* _To be done_
Retype the full set of records. Keep every character identical.

* _Exercise inputs_
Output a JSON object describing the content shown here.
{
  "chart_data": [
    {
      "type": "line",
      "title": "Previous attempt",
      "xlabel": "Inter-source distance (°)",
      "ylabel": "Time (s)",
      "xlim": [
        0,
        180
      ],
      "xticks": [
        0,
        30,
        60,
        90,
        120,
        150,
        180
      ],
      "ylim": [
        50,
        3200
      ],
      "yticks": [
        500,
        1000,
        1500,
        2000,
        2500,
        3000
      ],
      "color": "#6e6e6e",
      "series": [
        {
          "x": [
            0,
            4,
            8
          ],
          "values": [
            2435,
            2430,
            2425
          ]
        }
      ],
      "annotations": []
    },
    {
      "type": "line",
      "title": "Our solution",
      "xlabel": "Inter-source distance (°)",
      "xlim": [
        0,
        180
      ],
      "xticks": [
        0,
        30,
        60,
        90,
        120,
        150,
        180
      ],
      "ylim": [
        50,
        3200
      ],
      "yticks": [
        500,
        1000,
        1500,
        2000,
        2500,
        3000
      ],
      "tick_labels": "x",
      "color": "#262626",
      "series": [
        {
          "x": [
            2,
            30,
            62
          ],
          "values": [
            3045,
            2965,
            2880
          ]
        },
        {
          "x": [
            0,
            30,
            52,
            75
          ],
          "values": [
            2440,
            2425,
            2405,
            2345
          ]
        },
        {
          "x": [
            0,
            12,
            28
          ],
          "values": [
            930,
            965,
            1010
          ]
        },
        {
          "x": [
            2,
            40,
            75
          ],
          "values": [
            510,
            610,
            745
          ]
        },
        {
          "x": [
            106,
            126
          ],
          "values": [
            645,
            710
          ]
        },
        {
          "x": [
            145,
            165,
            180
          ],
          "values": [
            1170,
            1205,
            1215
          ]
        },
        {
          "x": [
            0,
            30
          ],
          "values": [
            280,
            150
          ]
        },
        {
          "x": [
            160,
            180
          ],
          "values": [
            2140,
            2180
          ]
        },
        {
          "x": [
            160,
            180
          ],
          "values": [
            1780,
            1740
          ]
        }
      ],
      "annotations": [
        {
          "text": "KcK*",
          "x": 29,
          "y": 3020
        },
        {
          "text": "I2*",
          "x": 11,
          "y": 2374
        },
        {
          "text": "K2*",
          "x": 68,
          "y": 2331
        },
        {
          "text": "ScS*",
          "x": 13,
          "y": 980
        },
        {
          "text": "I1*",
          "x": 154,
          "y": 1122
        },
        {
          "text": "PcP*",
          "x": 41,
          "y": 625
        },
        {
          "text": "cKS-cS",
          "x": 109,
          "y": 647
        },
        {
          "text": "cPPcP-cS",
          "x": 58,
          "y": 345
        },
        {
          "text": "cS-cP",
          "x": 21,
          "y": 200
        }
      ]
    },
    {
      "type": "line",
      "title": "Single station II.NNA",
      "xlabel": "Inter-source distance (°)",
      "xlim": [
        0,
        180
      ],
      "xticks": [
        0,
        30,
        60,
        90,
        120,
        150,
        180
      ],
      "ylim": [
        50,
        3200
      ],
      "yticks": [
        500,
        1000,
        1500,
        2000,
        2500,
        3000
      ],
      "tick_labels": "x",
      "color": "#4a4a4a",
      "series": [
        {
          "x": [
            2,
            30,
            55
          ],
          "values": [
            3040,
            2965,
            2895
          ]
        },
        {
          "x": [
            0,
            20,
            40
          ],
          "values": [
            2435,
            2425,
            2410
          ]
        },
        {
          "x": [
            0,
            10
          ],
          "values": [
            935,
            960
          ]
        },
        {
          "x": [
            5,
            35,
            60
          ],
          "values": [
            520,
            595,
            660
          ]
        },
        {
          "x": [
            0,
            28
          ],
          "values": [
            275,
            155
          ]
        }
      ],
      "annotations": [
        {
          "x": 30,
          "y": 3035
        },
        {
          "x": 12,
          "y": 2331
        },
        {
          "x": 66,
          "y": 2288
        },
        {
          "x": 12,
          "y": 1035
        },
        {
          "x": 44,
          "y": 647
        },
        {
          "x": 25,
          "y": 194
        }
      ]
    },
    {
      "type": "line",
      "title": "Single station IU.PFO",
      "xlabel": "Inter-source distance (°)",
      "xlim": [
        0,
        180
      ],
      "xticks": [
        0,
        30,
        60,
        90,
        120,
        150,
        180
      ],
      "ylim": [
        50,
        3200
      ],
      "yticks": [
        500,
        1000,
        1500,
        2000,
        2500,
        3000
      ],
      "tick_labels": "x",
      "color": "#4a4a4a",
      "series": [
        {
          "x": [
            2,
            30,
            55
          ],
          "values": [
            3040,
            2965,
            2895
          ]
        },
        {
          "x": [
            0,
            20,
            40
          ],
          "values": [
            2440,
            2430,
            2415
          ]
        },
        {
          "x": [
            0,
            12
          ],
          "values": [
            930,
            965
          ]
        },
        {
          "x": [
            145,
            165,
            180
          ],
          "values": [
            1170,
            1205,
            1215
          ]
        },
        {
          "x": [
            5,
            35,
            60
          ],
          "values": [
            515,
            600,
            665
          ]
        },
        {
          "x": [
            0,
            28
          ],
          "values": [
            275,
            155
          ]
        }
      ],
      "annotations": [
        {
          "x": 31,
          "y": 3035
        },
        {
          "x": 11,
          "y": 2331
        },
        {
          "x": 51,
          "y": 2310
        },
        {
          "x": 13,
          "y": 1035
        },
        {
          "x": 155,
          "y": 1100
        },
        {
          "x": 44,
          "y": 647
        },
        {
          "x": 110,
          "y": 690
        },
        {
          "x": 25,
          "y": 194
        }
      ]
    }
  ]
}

* _Answer to this problem_
Output a JSON object describing the content shown here.
{
  "chart_data": [
    {
      "type": "line",
      "title": "Previous attempt",
      "xlabel": "Inter-source distance (°)",
      "ylabel": "Time (s)",
      "xlim": [
        0,
        180
      ],
      "xticks": [
        0,
        30,
        60,
        90,
        120,
        150,
        180
      ],
      "ylim": [
        50,
        3200
      ],
      "yticks": [
        500,
        1000,
        1500,
        2000,
        2500,
        3000
      ],
      "color": "#6e6e6e",
      "series": [
        {
          "x": [
            0,
            4,
            8
          ],
          "values": [
            2435,
            2430,
            2425
          ]
        }
      ],
      "annotations": []
    },
    {
      "type": "line",
      "title": "Our solution",
      "xlabel": "Inter-source distance (°)",
      "xlim": [
        0,
        180
      ],
      "xticks": [
        0,
        30,
        60,
        90,
        120,
        150,
        180
      ],
      "ylim": [
        50,
        3200
      ],
      "yticks": [
        500,
        1000,
        1500,
        2000,
        2500,
        3000
      ],
      "tick_labels": "x",
      "color": "#262626",
      "series": [
        {
          "x": [
            2,
            30,
            62
          ],
          "values": [
            3045,
            2965,
            2880
          ]
        },
        {
          "x": [
            0,
            30,
            52,
            75
          ],
          "values": [
            2440,
            2425,
            2405,
            2345
          ]
        },
        {
          "x": [
            0,
            12,
            28
          ],
          "values": [
            930,
            965,
            1010
          ]
        },
        {
          "x": [
            2,
            40,
            75
          ],
          "values": [
            510,
            610,
            745
          ]
        },
        {
          "x": [
            106,
            126
          ],
          "values": [
            645,
            710
          ]
        },
        {
          "x": [
            145,
            165,
            180
          ],
          "values": [
            1170,
            1205,
            1215
          ]
        },
        {
          "x": [
            0,
            30
          ],
          "values": [
            280,
            150
          ]
        },
        {
          "x": [
            160,
            180
          ],
          "values": [
            2140,
            2180
          ]
        },
        {
          "x": [
            160,
            180
          ],
          "values": [
            1780,
            1740
          ]
        }
      ],
      "annotations": [
        {
          "text": "KcK*",
          "x": 29,
          "y": 3020
        },
        {
          "text": "I2*",
          "x": 11,
          "y": 2374
        },
        {
          "text": "K2*",
          "x": 68,
          "y": 2331
        },
        {
          "text": "ScS*",
          "x": 13,
          "y": 980
        },
        {
          "text": "I1*",
          "x": 154,
          "y": 1122
        },
        {
          "text": "PcP*",
          "x": 41,
          "y": 625
        },
        {
          "text": "cKS-cS",
          "x": 109,
          "y": 647
        },
        {
          "text": "cPPcP-cS",
          "x": 58,
          "y": 345
        },
        {
          "text": "cS-cP",
          "x": 21,
          "y": 200
        }
      ]
    },
    {
      "type": "line",
      "title": "Single station II.NNA",
      "xlabel": "Inter-source distance (°)",
      "xlim": [
        0,
        180
      ],
      "xticks": [
        0,
        30,
        60,
        90,
        120,
        150,
        180
      ],
      "ylim": [
        50,
        3200
      ],
      "yticks": [
        500,
        1000,
        1500,
        2000,
        2500,
        3000
      ],
      "tick_labels": "x",
      "color": "#4a4a4a",
      "series": [
        {
          "x": [
            2,
            30,
            55
          ],
          "values": [
            3040,
            2965,
            2895
          ]
        },
        {
          "x": [
            0,
            20,
            40
          ],
          "values": [
            2435,
            2425,
            2410
          ]
        },
        {
          "x": [
            0,
            10
          ],
          "values": [
            935,
            960
          ]
        },
        {
          "x": [
            5,
            35,
            60
          ],
          "values": [
            520,
            595,
            660
          ]
        },
        {
          "x": [
            0,
            28
          ],
          "values": [
            275,
            155
          ]
        }
      ],
      "annotations": [
        {
          "x": 30,
          "y": 3035
        },
        {
          "x": 12,
          "y": 2331
        },
        {
          "x": 66,
          "y": 2288
        },
        {
          "x": 12,
          "y": 1035
        },
        {
          "x": 44,
          "y": 647
        },
        {
          "x": 25,
          "y": 194
        }
      ]
    },
    {
      "type": "line",
      "title": "Single station IU.PFO",
      "xlabel": "Inter-source distance (°)",
      "xlim": [
        0,
        180
      ],
      "xticks": [
        0,
        30,
        60,
        90,
        120,
        150,
        180
      ],
      "ylim": [
        50,
        3200
      ],
      "yticks": [
        500,
        1000,
        1500,
        2000,
        2500,
        3000
      ],
      "tick_labels": "x",
      "color": "#4a4a4a",
      "series": [
        {
          "x": [
            2,
            30,
            55
          ],
          "values": [
            3040,
            2965,
            2895
          ]
        },
        {
          "x": [
            0,
            20,
            40
          ],
          "values": [
            2440,
            2430,
            2415
          ]
        },
        {
          "x": [
            0,
            12
          ],
          "values": [
            930,
            965
          ]
        },
        {
          "x": [
            145,
            165,
            180
          ],
          "values": [
            1170,
            1205,
            1215
          ]
        },
        {
          "x": [
            5,
            35,
            60
          ],
          "values": [
            515,
            600,
            665
          ]
        },
        {
          "x": [
            0,
            28
          ],
          "values": [
            275,
            155
          ]
        }
      ],
      "annotations": [
        {
          "x": 31,
          "y": 3035
        },
        {
          "x": 11,
          "y": 2331
        },
        {
          "x": 51,
          "y": 2310
        },
        {
          "x": 13,
          "y": 1035
        },
        {
          "x": 155,
          "y": 1100
        },
        {
          "x": 44,
          "y": 647
        },
        {
          "x": 110,
          "y": 690
        },
        {
          "x": 25,
          "y": 194
        }
      ]
    }
  ]
}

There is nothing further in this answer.